Quote every line as given.
::: Input records
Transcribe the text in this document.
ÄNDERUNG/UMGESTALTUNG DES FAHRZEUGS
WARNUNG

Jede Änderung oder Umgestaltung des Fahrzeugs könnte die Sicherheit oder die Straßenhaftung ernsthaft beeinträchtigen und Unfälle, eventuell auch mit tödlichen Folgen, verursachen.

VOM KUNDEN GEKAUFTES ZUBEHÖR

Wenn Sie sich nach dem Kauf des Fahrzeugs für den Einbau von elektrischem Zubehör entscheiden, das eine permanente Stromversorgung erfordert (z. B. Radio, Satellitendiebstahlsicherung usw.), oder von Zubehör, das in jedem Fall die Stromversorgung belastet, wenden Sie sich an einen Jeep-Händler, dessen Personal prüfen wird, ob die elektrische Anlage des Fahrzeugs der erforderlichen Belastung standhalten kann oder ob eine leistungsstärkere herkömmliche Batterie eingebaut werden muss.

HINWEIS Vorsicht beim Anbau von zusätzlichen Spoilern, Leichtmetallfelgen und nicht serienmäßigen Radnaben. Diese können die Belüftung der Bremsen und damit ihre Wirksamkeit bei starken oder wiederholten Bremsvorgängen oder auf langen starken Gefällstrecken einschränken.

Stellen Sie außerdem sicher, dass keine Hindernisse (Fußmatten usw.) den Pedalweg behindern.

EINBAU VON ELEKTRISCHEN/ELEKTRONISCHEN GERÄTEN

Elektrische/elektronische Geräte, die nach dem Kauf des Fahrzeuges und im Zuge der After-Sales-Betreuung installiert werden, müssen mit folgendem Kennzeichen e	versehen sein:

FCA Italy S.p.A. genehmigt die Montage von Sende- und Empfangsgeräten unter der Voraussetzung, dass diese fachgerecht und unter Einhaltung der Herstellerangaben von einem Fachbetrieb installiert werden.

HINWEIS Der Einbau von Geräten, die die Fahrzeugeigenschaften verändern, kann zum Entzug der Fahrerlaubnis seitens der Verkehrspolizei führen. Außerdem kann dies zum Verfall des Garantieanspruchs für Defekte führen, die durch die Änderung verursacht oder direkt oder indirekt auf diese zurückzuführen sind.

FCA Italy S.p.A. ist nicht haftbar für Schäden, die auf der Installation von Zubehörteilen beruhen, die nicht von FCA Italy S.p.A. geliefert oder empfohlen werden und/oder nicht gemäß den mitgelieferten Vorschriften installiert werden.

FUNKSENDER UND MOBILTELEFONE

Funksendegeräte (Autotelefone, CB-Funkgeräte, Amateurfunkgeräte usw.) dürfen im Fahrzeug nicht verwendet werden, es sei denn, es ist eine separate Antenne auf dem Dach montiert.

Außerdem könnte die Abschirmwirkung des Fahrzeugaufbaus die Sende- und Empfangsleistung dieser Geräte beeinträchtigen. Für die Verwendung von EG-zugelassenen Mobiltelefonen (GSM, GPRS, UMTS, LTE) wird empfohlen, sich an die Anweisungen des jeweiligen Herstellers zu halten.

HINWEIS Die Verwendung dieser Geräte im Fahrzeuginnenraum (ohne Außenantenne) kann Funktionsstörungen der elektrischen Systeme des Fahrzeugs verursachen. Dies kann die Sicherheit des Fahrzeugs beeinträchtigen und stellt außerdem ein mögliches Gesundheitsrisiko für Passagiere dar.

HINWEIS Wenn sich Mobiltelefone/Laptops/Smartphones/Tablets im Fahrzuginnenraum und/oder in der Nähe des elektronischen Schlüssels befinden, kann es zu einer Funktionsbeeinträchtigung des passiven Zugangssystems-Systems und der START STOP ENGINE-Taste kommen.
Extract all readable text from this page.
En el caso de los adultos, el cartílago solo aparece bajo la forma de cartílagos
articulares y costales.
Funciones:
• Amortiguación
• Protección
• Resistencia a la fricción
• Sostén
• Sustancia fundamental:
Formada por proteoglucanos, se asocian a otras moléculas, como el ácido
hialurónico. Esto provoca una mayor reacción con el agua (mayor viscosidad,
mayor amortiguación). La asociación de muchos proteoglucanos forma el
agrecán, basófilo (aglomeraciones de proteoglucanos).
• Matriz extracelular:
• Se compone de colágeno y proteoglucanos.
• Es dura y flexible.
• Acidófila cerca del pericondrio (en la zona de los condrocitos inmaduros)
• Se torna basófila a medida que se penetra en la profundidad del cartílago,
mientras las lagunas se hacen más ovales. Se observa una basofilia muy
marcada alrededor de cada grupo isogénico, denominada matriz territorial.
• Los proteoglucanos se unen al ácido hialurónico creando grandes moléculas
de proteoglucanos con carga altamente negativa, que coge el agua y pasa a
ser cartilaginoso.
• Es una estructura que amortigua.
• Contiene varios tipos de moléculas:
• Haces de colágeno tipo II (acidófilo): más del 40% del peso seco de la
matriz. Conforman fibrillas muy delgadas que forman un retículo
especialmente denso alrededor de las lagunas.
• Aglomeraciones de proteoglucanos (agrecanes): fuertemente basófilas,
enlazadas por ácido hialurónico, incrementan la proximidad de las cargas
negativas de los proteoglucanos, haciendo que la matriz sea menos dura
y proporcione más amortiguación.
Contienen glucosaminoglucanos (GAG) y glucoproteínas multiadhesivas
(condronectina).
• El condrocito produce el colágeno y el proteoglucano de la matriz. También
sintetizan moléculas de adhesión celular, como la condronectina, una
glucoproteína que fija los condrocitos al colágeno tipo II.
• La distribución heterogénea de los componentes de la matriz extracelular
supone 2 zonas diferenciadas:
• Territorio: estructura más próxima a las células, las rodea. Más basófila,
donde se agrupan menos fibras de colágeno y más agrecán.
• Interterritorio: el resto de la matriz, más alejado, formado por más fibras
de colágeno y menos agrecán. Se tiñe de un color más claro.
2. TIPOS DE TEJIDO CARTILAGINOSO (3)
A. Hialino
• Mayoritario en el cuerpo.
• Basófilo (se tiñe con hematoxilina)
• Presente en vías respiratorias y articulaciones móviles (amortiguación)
::::::
▶ **Answer to this problem**
Transcribe the text in this document.
ÄNDERUNG/UMGESTALTUNG DES FAHRZEUGS
WARNUNG

Jede Änderung oder Umgestaltung des Fahrzeugs könnte die Sicherheit oder die Straßenhaftung ernsthaft beeinträchtigen und Unfälle, eventuell auch mit tödlichen Folgen, verursachen.

VOM KUNDEN GEKAUFTES ZUBEHÖR

Wenn Sie sich nach dem Kauf des Fahrzeugs für den Einbau von elektrischem Zubehör entscheiden, das eine permanente Stromversorgung erfordert (z. B. Radio, Satellitendiebstahlsicherung usw.), oder von Zubehör, das in jedem Fall die Stromversorgung belastet, wenden Sie sich an einen Jeep-Händler, dessen Personal prüfen wird, ob die elektrische Anlage des Fahrzeugs der erforderlichen Belastung standhalten kann oder ob eine leistungsstärkere herkömmliche Batterie eingebaut werden muss.

HINWEIS Vorsicht beim Anbau von zusätzlichen Spoilern, Leichtmetallfelgen und nicht serienmäßigen Radnaben. Diese können die Belüftung der Bremsen und damit ihre Wirksamkeit bei starken oder wiederholten Bremsvorgängen oder auf langen starken Gefällstrecken einschränken.

Stellen Sie außerdem sicher, dass keine Hindernisse (Fußmatten usw.) den Pedalweg behindern.

EINBAU VON ELEKTRISCHEN/ELEKTRONISCHEN GERÄTEN

Elektrische/elektronische Geräte, die nach dem Kauf des Fahrzeuges und im Zuge der After-Sales-Betreuung installiert werden, müssen mit folgendem Kennzeichen e	versehen sein:

FCA Italy S.p.A. genehmigt die Montage von Sende- und Empfangsgeräten unter der Voraussetzung, dass diese fachgerecht und unter Einhaltung der Herstellerangaben von einem Fachbetrieb installiert werden.

HINWEIS Der Einbau von Geräten, die die Fahrzeugeigenschaften verändern, kann zum Entzug der Fahrerlaubnis seitens der Verkehrspolizei führen. Außerdem kann dies zum Verfall des Garantieanspruchs für Defekte führen, die durch die Änderung verursacht oder direkt oder indirekt auf diese zurückzuführen sind.

FCA Italy S.p.A. ist nicht haftbar für Schäden, die auf der Installation von Zubehörteilen beruhen, die nicht von FCA Italy S.p.A. geliefert oder empfohlen werden und/oder nicht gemäß den mitgelieferten Vorschriften installiert werden.

FUNKSENDER UND MOBILTELEFONE

Funksendegeräte (Autotelefone, CB-Funkgeräte, Amateurfunkgeräte usw.) dürfen im Fahrzeug nicht verwendet werden, es sei denn, es ist eine separate Antenne auf dem Dach montiert.

Außerdem könnte die Abschirmwirkung des Fahrzeugaufbaus die Sende- und Empfangsleistung dieser Geräte beeinträchtigen. Für die Verwendung von EG-zugelassenen Mobiltelefonen (GSM, GPRS, UMTS, LTE) wird empfohlen, sich an die Anweisungen des jeweiligen Herstellers zu halten.

HINWEIS Die Verwendung dieser Geräte im Fahrzeuginnenraum (ohne Außenantenne) kann Funktionsstörungen der elektrischen Systeme des Fahrzeugs verursachen. Dies kann die Sicherheit des Fahrzeugs beeinträchtigen und stellt außerdem ein mögliches Gesundheitsrisiko für Passagiere dar.

HINWEIS Wenn sich Mobiltelefone/Laptops/Smartphones/Tablets im Fahrzuginnenraum und/oder in der Nähe des elektronischen Schlüssels befinden, kann es zu einer Funktionsbeeinträchtigung des passiven Zugangssystems-Systems und der START STOP ENGINE-Taste kommen.
Extract all readable text from this page.
En el caso de los adultos, el cartílago solo aparece bajo la forma de cartílagos
articulares y costales.
Funciones:
• Amortiguación
• Protección
• Resistencia a la fricción
• Sostén
• Sustancia fundamental:
Formada por proteoglucanos, se asocian a otras moléculas, como el ácido
hialurónico. Esto provoca una mayor reacción con el agua (mayor viscosidad,
mayor amortiguación). La asociación de muchos proteoglucanos forma el
agrecán, basófilo (aglomeraciones de proteoglucanos).
• Matriz extracelular:
• Se compone de colágeno y proteoglucanos.
• Es dura y flexible.
• Acidófila cerca del pericondrio (en la zona de los condrocitos inmaduros)
• Se torna basófila a medida que se penetra en la profundidad del cartílago,
mientras las lagunas se hacen más ovales. Se observa una basofilia muy
marcada alrededor de cada grupo isogénico, denominada matriz territorial.
• Los proteoglucanos se unen al ácido hialurónico creando grandes moléculas
de proteoglucanos con carga altamente negativa, que coge el agua y pasa a
ser cartilaginoso.
• Es una estructura que amortigua.
• Contiene varios tipos de moléculas:
• Haces de colágeno tipo II (acidófilo): más del 40% del peso seco de la
matriz. Conforman fibrillas muy delgadas que forman un retículo
especialmente denso alrededor de las lagunas.
• Aglomeraciones de proteoglucanos (agrecanes): fuertemente basófilas,
enlazadas por ácido hialurónico, incrementan la proximidad de las cargas
negativas de los proteoglucanos, haciendo que la matriz sea menos dura
y proporcione más amortiguación.
Contienen glucosaminoglucanos (GAG) y glucoproteínas multiadhesivas
(condronectina).
• El condrocito produce el colágeno y el proteoglucano de la matriz. También
sintetizan moléculas de adhesión celular, como la condronectina, una
glucoproteína que fija los condrocitos al colágeno tipo II.
• La distribución heterogénea de los componentes de la matriz extracelular
supone 2 zonas diferenciadas:
• Territorio: estructura más próxima a las células, las rodea. Más basófila,
donde se agrupan menos fibras de colágeno y más agrecán.
• Interterritorio: el resto de la matriz, más alejado, formado por más fibras
de colágeno y menos agrecán. Se tiñe de un color más claro.
2. TIPOS DE TEJIDO CARTILAGINOSO (3)
A. Hialino
• Mayoritario en el cuerpo.
• Basófilo (se tiñe con hematoxilina)
• Presente en vías respiratorias y articulaciones móviles (amortiguación)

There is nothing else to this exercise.